→ What needs to be done:
Count how many lines of the material contain the string "JSON", then give that number and nothing more.

Records excerpted from a collection:
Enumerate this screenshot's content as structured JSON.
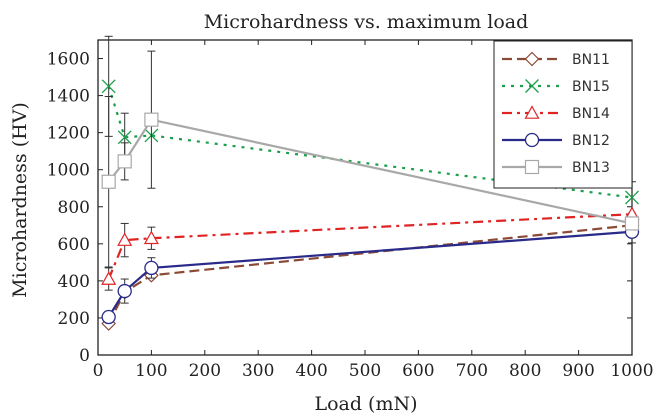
{
  "chart_data": {
    "type": "line",
    "title": "Microhardness vs. maximum load",
    "xlabel": "Load (mN)",
    "ylabel": "Microhardness (HV)",
    "xlim": [
      0,
      1000
    ],
    "ylim": [
      0,
      1700
    ],
    "xticks": [
      0,
      100,
      200,
      300,
      400,
      500,
      600,
      700,
      800,
      900,
      1000
    ],
    "yticks": [
      0,
      200,
      400,
      600,
      800,
      1000,
      1200,
      1400,
      1600
    ],
    "grid": false,
    "legend_position": "top-right",
    "series": [
      {
        "name": "BN11",
        "color": "#8b4a36",
        "dash": "10,5",
        "marker": "diamond",
        "x": [
          20,
          50,
          100,
          1000
        ],
        "y": [
          170,
          340,
          430,
          700
        ],
        "err": [
          0,
          0,
          0,
          0
        ]
      },
      {
        "name": "BN15",
        "color": "#1a9f4a",
        "dash": "3,6",
        "marker": "x",
        "x": [
          20,
          50,
          100,
          1000
        ],
        "y": [
          1450,
          1175,
          1185,
          850
        ],
        "err": [
          270,
          130,
          0,
          85
        ]
      },
      {
        "name": "BN14",
        "color": "#e02424",
        "dash": "10,5,3,5",
        "marker": "triangle",
        "x": [
          20,
          50,
          100,
          1000
        ],
        "y": [
          410,
          620,
          630,
          760
        ],
        "err": [
          60,
          90,
          60,
          0
        ]
      },
      {
        "name": "BN12",
        "color": "#2a2a8a",
        "dash": "",
        "marker": "circle",
        "x": [
          20,
          50,
          100,
          1000
        ],
        "y": [
          205,
          345,
          470,
          665
        ],
        "err": [
          0,
          65,
          55,
          60
        ]
      },
      {
        "name": "BN13",
        "color": "#a8a8a8",
        "dash": "",
        "marker": "square",
        "x": [
          20,
          50,
          100,
          1000
        ],
        "y": [
          935,
          1045,
          1270,
          710
        ],
        "err": [
          460,
          100,
          370,
          0
        ]
      }
    ]
  }
}
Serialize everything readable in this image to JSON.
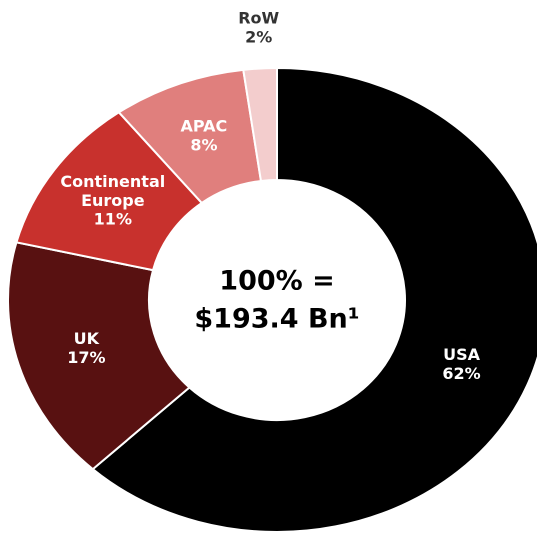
{
  "chart_data": {
    "type": "donut",
    "categories": [
      "USA",
      "UK",
      "Continental Europe",
      "APAC",
      "RoW"
    ],
    "values": [
      62,
      17,
      11,
      8,
      2
    ],
    "value_labels": [
      "62%",
      "17%",
      "11%",
      "8%",
      "2%"
    ],
    "colors": [
      "#000000",
      "#581111",
      "#c8312d",
      "#e07f7d",
      "#f3cdcd"
    ],
    "center_label": [
      "100% =",
      "$193.4 Bn¹"
    ]
  }
}
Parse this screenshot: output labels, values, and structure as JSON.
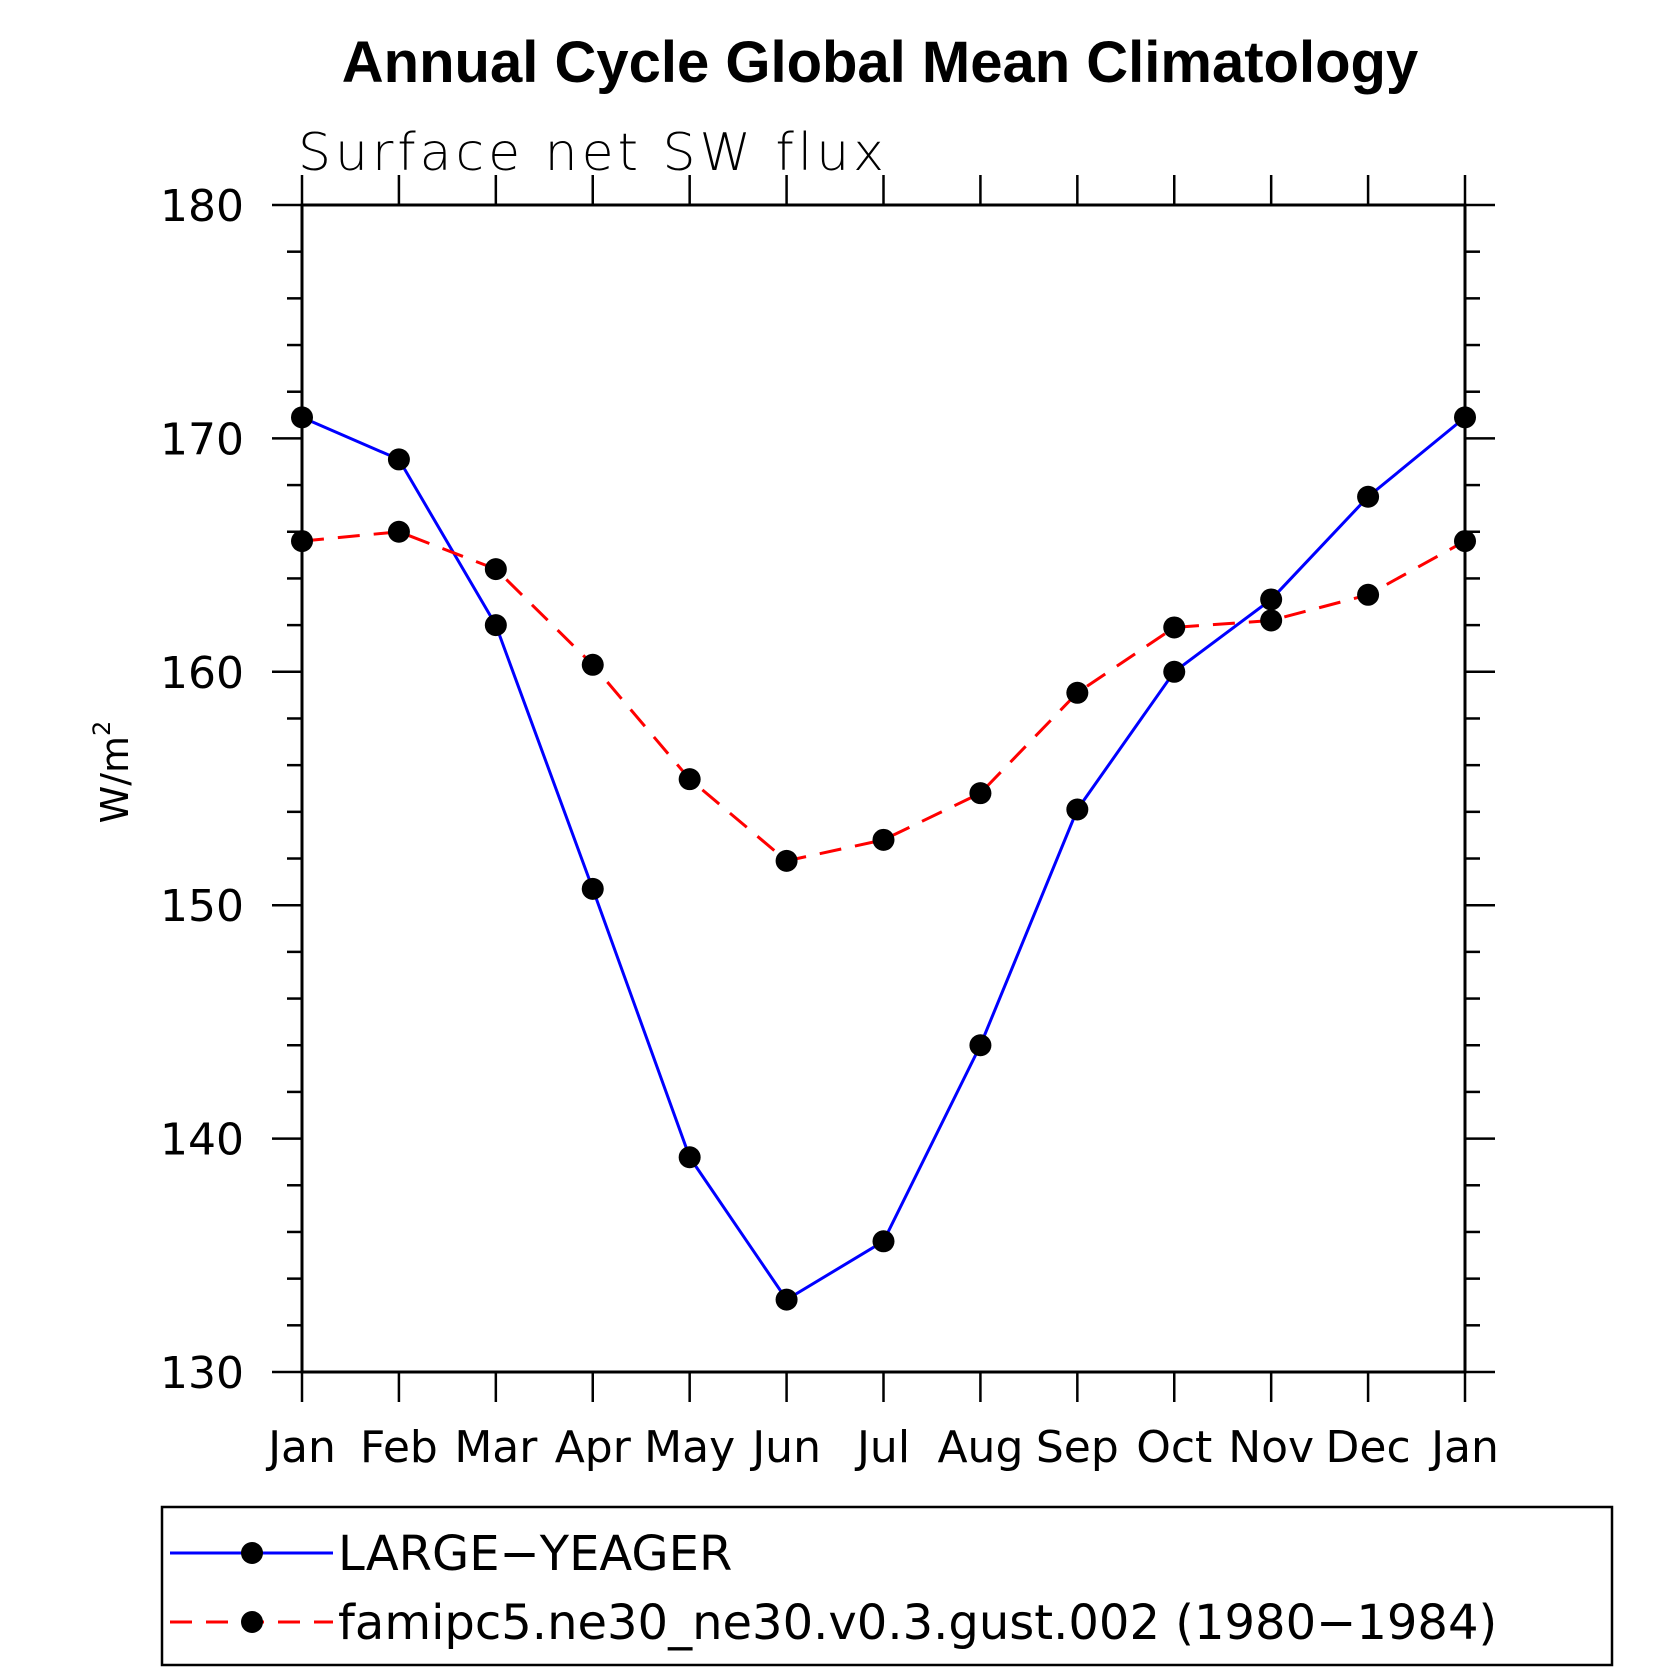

→ Solution for this task:
3